Entries provided:
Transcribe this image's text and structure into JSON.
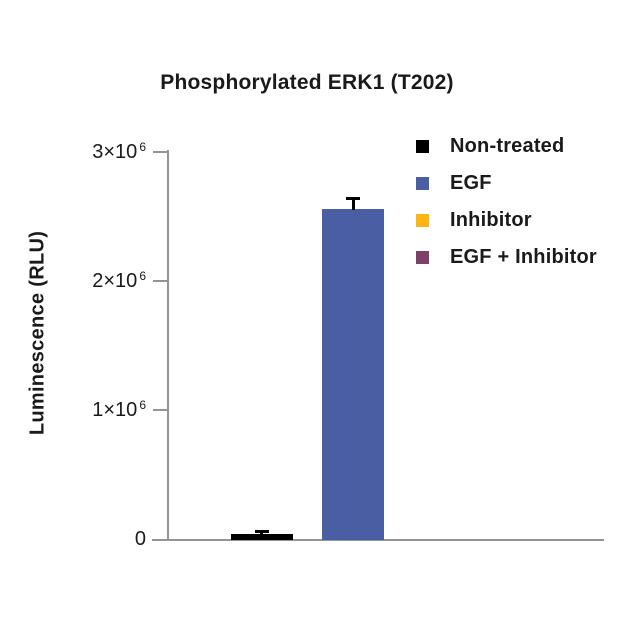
{
  "page": {
    "background": "#ffffff"
  },
  "chart_data": {
    "type": "bar",
    "title": "Phosphorylated ERK1 (T202)",
    "ylabel": "Luminescence (RLU)",
    "xlabel": "",
    "categories": [
      "Non-treated",
      "EGF",
      "Inhibitor",
      "EGF + Inhibitor"
    ],
    "values_rlu": [
      35000,
      2560000,
      0,
      0
    ],
    "error_rlu": [
      30000,
      80000,
      0,
      0
    ],
    "bar_colors": [
      "#000000",
      "#4A5EA4",
      "#FCB515",
      "#7D4168"
    ],
    "ylim": [
      0,
      3000000
    ],
    "yticks": [
      {
        "value": 0,
        "mantissa": "0",
        "exponent": ""
      },
      {
        "value": 1000000,
        "mantissa": "1×10",
        "exponent": "6"
      },
      {
        "value": 2000000,
        "mantissa": "2×10",
        "exponent": "6"
      },
      {
        "value": 3000000,
        "mantissa": "3×10",
        "exponent": "6"
      }
    ],
    "x_tick_labels": [],
    "grid": false,
    "legend": {
      "position": "upper-right",
      "entries": [
        {
          "label": "Non-treated",
          "color": "#000000"
        },
        {
          "label": "EGF",
          "color": "#4A5EA4"
        },
        {
          "label": "Inhibitor",
          "color": "#FCB515"
        },
        {
          "label": "EGF + Inhibitor",
          "color": "#7D4168"
        }
      ]
    },
    "colors": {
      "axis": "#949494",
      "text": "#1a1a1a",
      "error_bar": "#000000"
    }
  }
}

Goal: Without including any pictures, reproduce the listing exactly.

Solution to this problem:
Transcribe this image's text and structure into JSON.
{
  "page": {
    "background": "#ffffff"
  },
  "chart_data": {
    "type": "bar",
    "title": "Phosphorylated ERK1 (T202)",
    "ylabel": "Luminescence (RLU)",
    "xlabel": "",
    "categories": [
      "Non-treated",
      "EGF",
      "Inhibitor",
      "EGF + Inhibitor"
    ],
    "values_rlu": [
      35000,
      2560000,
      0,
      0
    ],
    "error_rlu": [
      30000,
      80000,
      0,
      0
    ],
    "bar_colors": [
      "#000000",
      "#4A5EA4",
      "#FCB515",
      "#7D4168"
    ],
    "ylim": [
      0,
      3000000
    ],
    "yticks": [
      {
        "value": 0,
        "mantissa": "0",
        "exponent": ""
      },
      {
        "value": 1000000,
        "mantissa": "1×10",
        "exponent": "6"
      },
      {
        "value": 2000000,
        "mantissa": "2×10",
        "exponent": "6"
      },
      {
        "value": 3000000,
        "mantissa": "3×10",
        "exponent": "6"
      }
    ],
    "x_tick_labels": [],
    "grid": false,
    "legend": {
      "position": "upper-right",
      "entries": [
        {
          "label": "Non-treated",
          "color": "#000000"
        },
        {
          "label": "EGF",
          "color": "#4A5EA4"
        },
        {
          "label": "Inhibitor",
          "color": "#FCB515"
        },
        {
          "label": "EGF + Inhibitor",
          "color": "#7D4168"
        }
      ]
    },
    "colors": {
      "axis": "#949494",
      "text": "#1a1a1a",
      "error_bar": "#000000"
    }
  }
}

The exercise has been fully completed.